_Directive_:
Every record here should be printed again exactly.

[Collected data entries]

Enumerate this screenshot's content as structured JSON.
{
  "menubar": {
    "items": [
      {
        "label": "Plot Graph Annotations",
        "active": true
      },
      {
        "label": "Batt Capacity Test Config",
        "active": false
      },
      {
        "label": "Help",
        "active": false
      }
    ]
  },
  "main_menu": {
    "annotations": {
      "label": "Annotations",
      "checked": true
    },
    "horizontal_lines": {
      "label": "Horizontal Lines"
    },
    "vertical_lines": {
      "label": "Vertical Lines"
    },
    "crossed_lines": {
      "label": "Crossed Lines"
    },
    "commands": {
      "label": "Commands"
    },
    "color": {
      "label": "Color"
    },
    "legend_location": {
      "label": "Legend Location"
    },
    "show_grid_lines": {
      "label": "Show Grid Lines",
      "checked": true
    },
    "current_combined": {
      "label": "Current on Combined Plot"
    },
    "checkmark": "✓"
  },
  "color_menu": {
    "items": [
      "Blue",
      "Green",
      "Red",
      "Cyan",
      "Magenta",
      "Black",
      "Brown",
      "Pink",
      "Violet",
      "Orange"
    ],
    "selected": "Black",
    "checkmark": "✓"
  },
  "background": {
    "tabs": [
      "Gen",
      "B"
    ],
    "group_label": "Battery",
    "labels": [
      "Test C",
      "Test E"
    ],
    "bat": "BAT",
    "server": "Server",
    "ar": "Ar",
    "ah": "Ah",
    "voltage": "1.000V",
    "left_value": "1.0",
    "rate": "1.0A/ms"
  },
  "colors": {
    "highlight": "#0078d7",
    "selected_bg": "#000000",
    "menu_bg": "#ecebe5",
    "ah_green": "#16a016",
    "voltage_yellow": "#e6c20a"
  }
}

_Full response_:
Enumerate this screenshot's content as structured JSON.
{
  "menubar": {
    "items": [
      {
        "label": "Plot Graph Annotations",
        "active": true
      },
      {
        "label": "Batt Capacity Test Config",
        "active": false
      },
      {
        "label": "Help",
        "active": false
      }
    ]
  },
  "main_menu": {
    "annotations": {
      "label": "Annotations",
      "checked": true
    },
    "horizontal_lines": {
      "label": "Horizontal Lines"
    },
    "vertical_lines": {
      "label": "Vertical Lines"
    },
    "crossed_lines": {
      "label": "Crossed Lines"
    },
    "commands": {
      "label": "Commands"
    },
    "color": {
      "label": "Color"
    },
    "legend_location": {
      "label": "Legend Location"
    },
    "show_grid_lines": {
      "label": "Show Grid Lines",
      "checked": true
    },
    "current_combined": {
      "label": "Current on Combined Plot"
    },
    "checkmark": "✓"
  },
  "color_menu": {
    "items": [
      "Blue",
      "Green",
      "Red",
      "Cyan",
      "Magenta",
      "Black",
      "Brown",
      "Pink",
      "Violet",
      "Orange"
    ],
    "selected": "Black",
    "checkmark": "✓"
  },
  "background": {
    "tabs": [
      "Gen",
      "B"
    ],
    "group_label": "Battery",
    "labels": [
      "Test C",
      "Test E"
    ],
    "bat": "BAT",
    "server": "Server",
    "ar": "Ar",
    "ah": "Ah",
    "voltage": "1.000V",
    "left_value": "1.0",
    "rate": "1.0A/ms"
  },
  "colors": {
    "highlight": "#0078d7",
    "selected_bg": "#000000",
    "menu_bg": "#ecebe5",
    "ah_green": "#16a016",
    "voltage_yellow": "#e6c20a"
  }
}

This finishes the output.